>> start

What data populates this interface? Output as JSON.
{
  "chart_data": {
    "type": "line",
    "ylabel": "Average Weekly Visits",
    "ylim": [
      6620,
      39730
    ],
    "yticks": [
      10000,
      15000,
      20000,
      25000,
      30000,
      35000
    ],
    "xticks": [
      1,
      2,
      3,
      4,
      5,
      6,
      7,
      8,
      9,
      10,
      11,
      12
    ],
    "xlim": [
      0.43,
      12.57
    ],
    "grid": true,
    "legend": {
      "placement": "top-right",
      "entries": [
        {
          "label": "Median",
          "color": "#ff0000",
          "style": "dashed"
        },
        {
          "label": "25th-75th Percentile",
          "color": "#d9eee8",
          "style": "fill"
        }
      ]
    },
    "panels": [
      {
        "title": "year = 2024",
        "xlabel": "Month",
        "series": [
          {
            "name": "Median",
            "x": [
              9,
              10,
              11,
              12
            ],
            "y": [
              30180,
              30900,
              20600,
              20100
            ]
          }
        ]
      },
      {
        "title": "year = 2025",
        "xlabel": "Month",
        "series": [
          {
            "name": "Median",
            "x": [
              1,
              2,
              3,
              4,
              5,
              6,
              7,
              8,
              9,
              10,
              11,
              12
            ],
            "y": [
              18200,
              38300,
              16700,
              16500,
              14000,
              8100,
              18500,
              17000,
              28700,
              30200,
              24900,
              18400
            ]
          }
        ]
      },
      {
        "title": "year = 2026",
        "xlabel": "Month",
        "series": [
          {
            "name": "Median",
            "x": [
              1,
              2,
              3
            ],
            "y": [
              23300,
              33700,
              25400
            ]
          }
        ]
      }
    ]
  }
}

>> end

• _EXERCISE TASK_:
Faithfully reproduce all of the records, character for character.

• _TASK RESPONSE_:
What data populates this interface? Output as JSON.
{
  "chart_data": {
    "type": "line",
    "ylabel": "Average Weekly Visits",
    "ylim": [
      6620,
      39730
    ],
    "yticks": [
      10000,
      15000,
      20000,
      25000,
      30000,
      35000
    ],
    "xticks": [
      1,
      2,
      3,
      4,
      5,
      6,
      7,
      8,
      9,
      10,
      11,
      12
    ],
    "xlim": [
      0.43,
      12.57
    ],
    "grid": true,
    "legend": {
      "placement": "top-right",
      "entries": [
        {
          "label": "Median",
          "color": "#ff0000",
          "style": "dashed"
        },
        {
          "label": "25th-75th Percentile",
          "color": "#d9eee8",
          "style": "fill"
        }
      ]
    },
    "panels": [
      {
        "title": "year = 2024",
        "xlabel": "Month",
        "series": [
          {
            "name": "Median",
            "x": [
              9,
              10,
              11,
              12
            ],
            "y": [
              30180,
              30900,
              20600,
              20100
            ]
          }
        ]
      },
      {
        "title": "year = 2025",
        "xlabel": "Month",
        "series": [
          {
            "name": "Median",
            "x": [
              1,
              2,
              3,
              4,
              5,
              6,
              7,
              8,
              9,
              10,
              11,
              12
            ],
            "y": [
              18200,
              38300,
              16700,
              16500,
              14000,
              8100,
              18500,
              17000,
              28700,
              30200,
              24900,
              18400
            ]
          }
        ]
      },
      {
        "title": "year = 2026",
        "xlabel": "Month",
        "series": [
          {
            "name": "Median",
            "x": [
              1,
              2,
              3
            ],
            "y": [
              23300,
              33700,
              25400
            ]
          }
        ]
      }
    ]
  }
}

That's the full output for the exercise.